→ YOUR TASK:
Using the records that follow, copy every line containing the word "DATA".
======== MATERIAL PROVIDED ========
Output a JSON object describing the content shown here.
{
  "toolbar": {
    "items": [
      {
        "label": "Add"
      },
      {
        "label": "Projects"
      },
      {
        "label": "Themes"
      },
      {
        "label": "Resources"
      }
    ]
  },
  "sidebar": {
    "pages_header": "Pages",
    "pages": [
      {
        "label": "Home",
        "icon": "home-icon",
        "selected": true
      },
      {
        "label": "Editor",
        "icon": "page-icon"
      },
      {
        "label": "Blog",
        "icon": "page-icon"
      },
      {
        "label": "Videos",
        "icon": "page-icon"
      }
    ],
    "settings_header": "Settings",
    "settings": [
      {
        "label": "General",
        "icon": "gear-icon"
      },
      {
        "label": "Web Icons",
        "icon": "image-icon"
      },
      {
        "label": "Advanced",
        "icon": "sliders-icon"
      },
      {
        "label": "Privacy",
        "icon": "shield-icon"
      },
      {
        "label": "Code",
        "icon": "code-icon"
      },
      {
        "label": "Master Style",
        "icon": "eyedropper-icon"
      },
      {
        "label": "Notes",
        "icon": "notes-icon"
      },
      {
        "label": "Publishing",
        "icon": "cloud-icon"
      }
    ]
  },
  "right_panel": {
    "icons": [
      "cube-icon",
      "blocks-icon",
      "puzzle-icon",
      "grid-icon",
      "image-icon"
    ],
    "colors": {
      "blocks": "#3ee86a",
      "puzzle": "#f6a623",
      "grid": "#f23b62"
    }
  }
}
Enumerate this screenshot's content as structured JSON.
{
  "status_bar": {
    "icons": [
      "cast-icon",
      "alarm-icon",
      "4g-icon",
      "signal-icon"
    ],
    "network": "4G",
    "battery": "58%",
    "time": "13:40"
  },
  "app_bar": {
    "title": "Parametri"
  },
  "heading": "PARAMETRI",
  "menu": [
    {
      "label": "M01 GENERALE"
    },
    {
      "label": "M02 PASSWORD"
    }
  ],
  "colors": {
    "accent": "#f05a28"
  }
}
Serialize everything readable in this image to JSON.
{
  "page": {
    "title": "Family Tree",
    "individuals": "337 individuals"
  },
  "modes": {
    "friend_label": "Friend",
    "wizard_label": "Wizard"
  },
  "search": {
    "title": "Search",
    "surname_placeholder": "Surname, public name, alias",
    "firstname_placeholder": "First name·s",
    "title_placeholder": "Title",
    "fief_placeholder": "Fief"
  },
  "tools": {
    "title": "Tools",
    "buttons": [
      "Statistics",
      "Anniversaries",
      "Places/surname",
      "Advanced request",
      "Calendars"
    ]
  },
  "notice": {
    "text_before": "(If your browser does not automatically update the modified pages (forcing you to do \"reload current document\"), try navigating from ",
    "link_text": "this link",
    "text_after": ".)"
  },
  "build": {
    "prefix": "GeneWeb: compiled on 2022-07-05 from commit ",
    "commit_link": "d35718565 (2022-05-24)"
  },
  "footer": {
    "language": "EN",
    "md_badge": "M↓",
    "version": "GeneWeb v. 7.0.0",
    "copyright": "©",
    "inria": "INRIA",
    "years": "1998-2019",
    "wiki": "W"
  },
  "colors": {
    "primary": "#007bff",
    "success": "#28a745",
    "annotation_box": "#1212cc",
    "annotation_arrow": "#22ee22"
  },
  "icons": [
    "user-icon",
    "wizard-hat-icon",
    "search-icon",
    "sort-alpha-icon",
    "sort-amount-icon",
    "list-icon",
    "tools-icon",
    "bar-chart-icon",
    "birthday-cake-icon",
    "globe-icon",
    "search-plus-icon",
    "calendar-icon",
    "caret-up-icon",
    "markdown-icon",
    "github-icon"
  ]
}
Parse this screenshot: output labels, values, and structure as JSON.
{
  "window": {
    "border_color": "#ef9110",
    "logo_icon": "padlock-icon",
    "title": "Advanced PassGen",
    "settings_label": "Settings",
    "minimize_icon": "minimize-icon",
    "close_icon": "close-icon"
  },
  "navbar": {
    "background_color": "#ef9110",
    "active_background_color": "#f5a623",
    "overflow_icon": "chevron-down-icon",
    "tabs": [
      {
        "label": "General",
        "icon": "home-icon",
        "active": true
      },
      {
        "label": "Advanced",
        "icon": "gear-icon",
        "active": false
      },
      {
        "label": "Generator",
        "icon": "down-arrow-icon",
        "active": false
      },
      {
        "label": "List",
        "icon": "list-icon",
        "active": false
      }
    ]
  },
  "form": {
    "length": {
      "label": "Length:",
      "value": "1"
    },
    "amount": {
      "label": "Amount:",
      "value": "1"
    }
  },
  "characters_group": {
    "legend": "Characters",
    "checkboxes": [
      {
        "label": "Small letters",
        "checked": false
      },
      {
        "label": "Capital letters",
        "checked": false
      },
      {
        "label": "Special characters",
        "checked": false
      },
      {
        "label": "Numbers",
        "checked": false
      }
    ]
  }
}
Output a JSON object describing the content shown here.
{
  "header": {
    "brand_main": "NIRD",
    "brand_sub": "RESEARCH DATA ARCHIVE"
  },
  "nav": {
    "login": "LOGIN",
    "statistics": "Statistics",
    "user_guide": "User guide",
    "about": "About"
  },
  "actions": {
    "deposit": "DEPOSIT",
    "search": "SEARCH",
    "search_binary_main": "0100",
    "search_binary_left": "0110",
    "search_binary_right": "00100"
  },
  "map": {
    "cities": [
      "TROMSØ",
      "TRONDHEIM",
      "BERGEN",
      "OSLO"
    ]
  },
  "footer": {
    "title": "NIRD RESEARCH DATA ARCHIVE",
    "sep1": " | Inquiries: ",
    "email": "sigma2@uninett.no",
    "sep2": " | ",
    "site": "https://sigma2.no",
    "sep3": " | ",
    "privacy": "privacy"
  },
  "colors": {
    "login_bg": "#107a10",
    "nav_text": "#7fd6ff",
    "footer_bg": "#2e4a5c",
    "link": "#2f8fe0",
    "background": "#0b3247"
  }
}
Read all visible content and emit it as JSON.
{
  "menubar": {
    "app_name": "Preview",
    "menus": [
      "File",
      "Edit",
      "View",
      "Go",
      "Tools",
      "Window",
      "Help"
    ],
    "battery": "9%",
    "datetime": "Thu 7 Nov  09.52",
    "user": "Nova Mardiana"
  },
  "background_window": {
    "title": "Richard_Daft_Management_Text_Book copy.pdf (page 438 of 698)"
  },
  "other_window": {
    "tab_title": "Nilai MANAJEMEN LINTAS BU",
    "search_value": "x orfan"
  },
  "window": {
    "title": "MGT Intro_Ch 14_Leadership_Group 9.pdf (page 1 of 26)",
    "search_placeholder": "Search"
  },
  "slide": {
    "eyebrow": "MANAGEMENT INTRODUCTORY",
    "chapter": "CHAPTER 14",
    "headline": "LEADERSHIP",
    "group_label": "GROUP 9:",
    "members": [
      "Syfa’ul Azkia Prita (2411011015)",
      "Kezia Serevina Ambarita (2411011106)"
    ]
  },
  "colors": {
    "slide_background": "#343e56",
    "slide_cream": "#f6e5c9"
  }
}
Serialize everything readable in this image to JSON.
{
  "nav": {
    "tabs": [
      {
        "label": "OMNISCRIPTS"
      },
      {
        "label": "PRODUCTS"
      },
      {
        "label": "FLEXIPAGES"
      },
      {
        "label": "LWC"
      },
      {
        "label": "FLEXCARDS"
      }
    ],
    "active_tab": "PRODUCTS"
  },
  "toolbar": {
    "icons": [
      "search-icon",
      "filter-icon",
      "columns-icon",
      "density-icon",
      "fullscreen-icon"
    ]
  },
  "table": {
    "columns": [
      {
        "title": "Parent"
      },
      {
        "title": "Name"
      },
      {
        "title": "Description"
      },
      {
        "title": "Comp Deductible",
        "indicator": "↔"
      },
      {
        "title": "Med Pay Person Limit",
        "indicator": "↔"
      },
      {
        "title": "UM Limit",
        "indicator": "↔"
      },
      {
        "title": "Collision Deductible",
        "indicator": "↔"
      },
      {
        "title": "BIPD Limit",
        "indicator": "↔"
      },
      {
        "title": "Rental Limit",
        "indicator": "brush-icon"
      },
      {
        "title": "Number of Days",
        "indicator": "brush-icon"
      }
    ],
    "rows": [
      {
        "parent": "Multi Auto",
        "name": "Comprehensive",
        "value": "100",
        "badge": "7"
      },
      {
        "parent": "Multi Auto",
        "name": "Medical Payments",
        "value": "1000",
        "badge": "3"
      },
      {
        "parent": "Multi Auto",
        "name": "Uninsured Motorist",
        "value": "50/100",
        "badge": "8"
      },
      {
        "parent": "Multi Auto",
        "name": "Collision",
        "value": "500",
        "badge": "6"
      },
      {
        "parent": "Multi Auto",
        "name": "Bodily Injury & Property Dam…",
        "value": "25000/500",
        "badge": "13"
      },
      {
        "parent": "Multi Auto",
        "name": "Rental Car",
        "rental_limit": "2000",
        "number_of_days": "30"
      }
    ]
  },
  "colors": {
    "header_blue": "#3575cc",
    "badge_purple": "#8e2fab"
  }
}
========
→ TASK RESPONSE:
    "brand_sub": "RESEARCH DATA ARCHIVE"
    "title": "NIRD RESEARCH DATA ARCHIVE",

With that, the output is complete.